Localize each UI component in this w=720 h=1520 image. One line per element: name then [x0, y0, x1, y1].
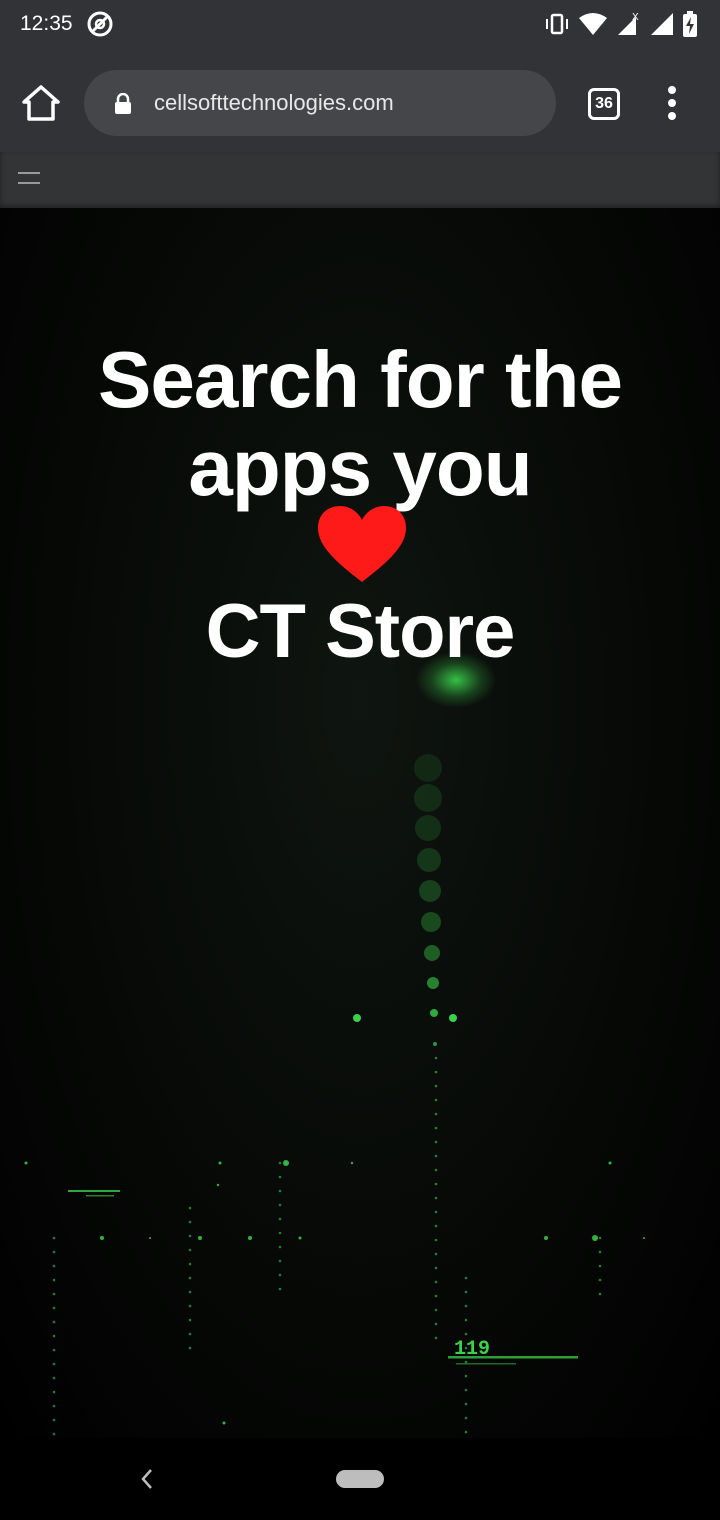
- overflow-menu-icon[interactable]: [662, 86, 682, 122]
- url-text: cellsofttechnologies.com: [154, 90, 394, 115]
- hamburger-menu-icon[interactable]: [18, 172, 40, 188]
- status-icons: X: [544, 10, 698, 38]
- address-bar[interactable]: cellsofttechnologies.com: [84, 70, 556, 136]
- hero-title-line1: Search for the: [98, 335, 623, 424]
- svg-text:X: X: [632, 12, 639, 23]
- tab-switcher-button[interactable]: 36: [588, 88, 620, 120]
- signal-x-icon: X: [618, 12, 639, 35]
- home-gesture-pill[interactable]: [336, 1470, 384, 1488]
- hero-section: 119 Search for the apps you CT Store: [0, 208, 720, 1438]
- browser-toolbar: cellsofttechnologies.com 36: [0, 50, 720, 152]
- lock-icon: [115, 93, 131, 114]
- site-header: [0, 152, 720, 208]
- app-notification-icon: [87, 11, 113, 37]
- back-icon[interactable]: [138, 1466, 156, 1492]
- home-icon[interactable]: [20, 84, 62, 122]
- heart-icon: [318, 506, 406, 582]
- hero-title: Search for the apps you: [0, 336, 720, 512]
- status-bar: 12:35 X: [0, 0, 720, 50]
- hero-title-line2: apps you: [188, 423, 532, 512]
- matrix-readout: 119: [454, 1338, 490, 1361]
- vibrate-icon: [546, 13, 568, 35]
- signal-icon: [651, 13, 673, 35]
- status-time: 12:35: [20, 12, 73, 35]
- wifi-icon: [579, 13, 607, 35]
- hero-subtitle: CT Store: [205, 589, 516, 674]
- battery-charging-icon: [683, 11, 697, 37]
•••
• **TASK PROMPT**: Copy each line of the listing above that contains the word "cellsofttechnologies".

• **SOLUTION FOR THIS EXERCISE**:
- url-text: cellsofttechnologies.com: [154, 90, 394, 115]
- address-bar[interactable]: cellsofttechnologies.com: [84, 70, 556, 136]
- browser-toolbar: cellsofttechnologies.com 36: [0, 50, 720, 152]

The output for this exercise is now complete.